__STATED PROBLEM__
Repeat, exactly and completely, the material that follows. Omit the pictures.

══════

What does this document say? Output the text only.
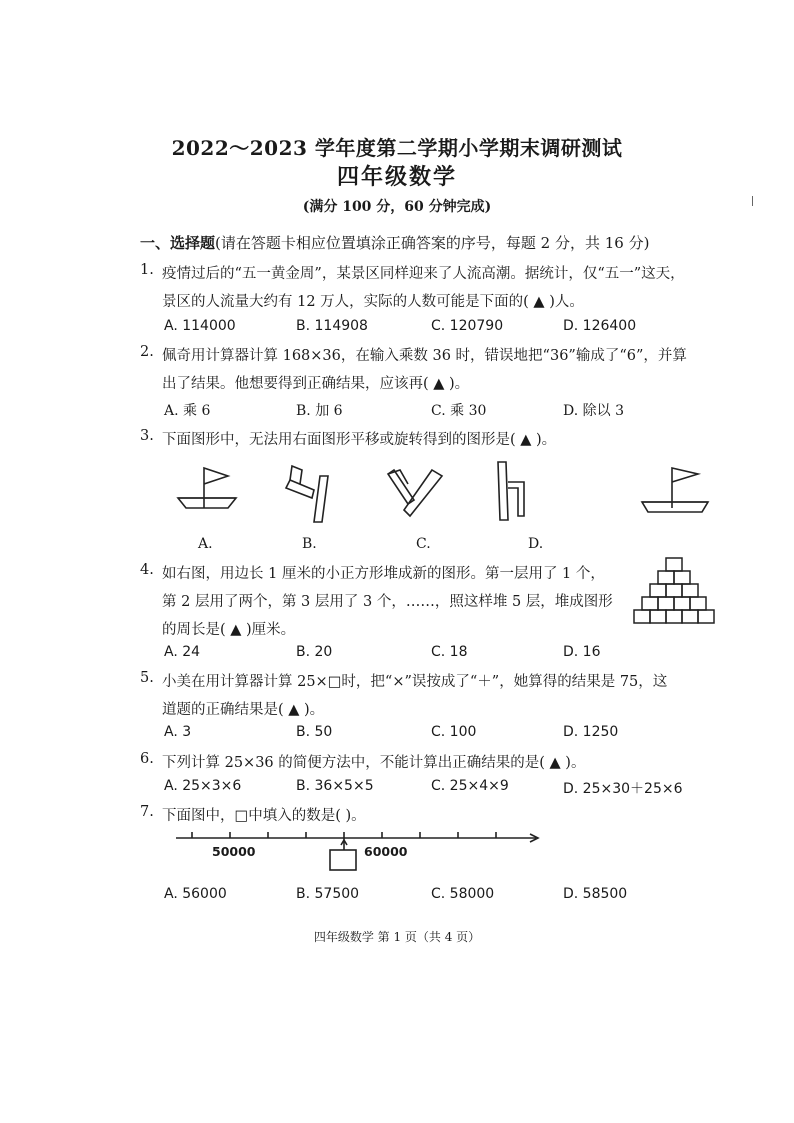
2022～2023 学年度第二学期小学期末调研测试
四年级数学
(满分 100 分，60 分钟完成)
一、选择题(请在答题卡相应位置填涂正确答案的序号，每题 2 分，共 16 分)
1. 疫情过后的“五一黄金周”，某景区同样迎来了人流高潮。据统计，仅“五一”这天，
景区的人流量大约有 12 万人，实际的人数可能是下面的( ▲ )人。
A. 114000	B. 114908	C. 120790	D. 126400
2. 佩奇用计算器计算 168×36，在输入乘数 36 时，错误地把“36”输成了“6”，并算
出了结果。他想要得到正确结果，应该再( ▲ )。
A. 乘 6	B. 加 6	C. 乘 30	D. 除以 3
3. 下面图形中，无法用右面图形平移或旋转得到的图形是( ▲ )。
A.	B.	C.	D.
4. 如右图，用边长 1 厘米的小正方形堆成新的图形。第一层用了 1 个，
第 2 层用了两个，第 3 层用了 3 个，……，照这样堆 5 层，堆成图形
的周长是( ▲ )厘米。
A. 24	B. 20	C. 18	D. 16
5. 小美在用计算器计算 25×□时，把“×”误按成了“＋”，她算得的结果是 75，这
道题的正确结果是( ▲ )。
A. 3	B. 50	C. 100	D. 1250
6. 下列计算 25×36 的简便方法中，不能计算出正确结果的是( ▲ )。
A. 25×3×6	B. 36×5×5	C. 25×4×9	D. 25×30＋25×6
7. 下面图中，□中填入的数是( )。
50000	60000
A. 56000	B. 57500	C. 58000	D. 58500
四年级数学 第 1 页（共 4 页）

══════

__OUTPUT FOR THIS TASK__
What does this document say? Output the text only.
2022～2023 学年度第二学期小学期末调研测试
四年级数学
(满分 100 分，60 分钟完成)
一、选择题(请在答题卡相应位置填涂正确答案的序号，每题 2 分，共 16 分)
1. 疫情过后的“五一黄金周”，某景区同样迎来了人流高潮。据统计，仅“五一”这天，
景区的人流量大约有 12 万人，实际的人数可能是下面的( ▲ )人。
A. 114000	B. 114908	C. 120790	D. 126400
2. 佩奇用计算器计算 168×36，在输入乘数 36 时，错误地把“36”输成了“6”，并算
出了结果。他想要得到正确结果，应该再( ▲ )。
A. 乘 6	B. 加 6	C. 乘 30	D. 除以 3
3. 下面图形中，无法用右面图形平移或旋转得到的图形是( ▲ )。
A.	B.	C.	D.
4. 如右图，用边长 1 厘米的小正方形堆成新的图形。第一层用了 1 个，
第 2 层用了两个，第 3 层用了 3 个，……，照这样堆 5 层，堆成图形
的周长是( ▲ )厘米。
A. 24	B. 20	C. 18	D. 16
5. 小美在用计算器计算 25×□时，把“×”误按成了“＋”，她算得的结果是 75，这
道题的正确结果是( ▲ )。
A. 3	B. 50	C. 100	D. 1250
6. 下列计算 25×36 的简便方法中，不能计算出正确结果的是( ▲ )。
A. 25×3×6	B. 36×5×5	C. 25×4×9	D. 25×30＋25×6
7. 下面图中，□中填入的数是( )。
50000	60000
A. 56000	B. 57500	C. 58000	D. 58500
四年级数学 第 1 页（共 4 页）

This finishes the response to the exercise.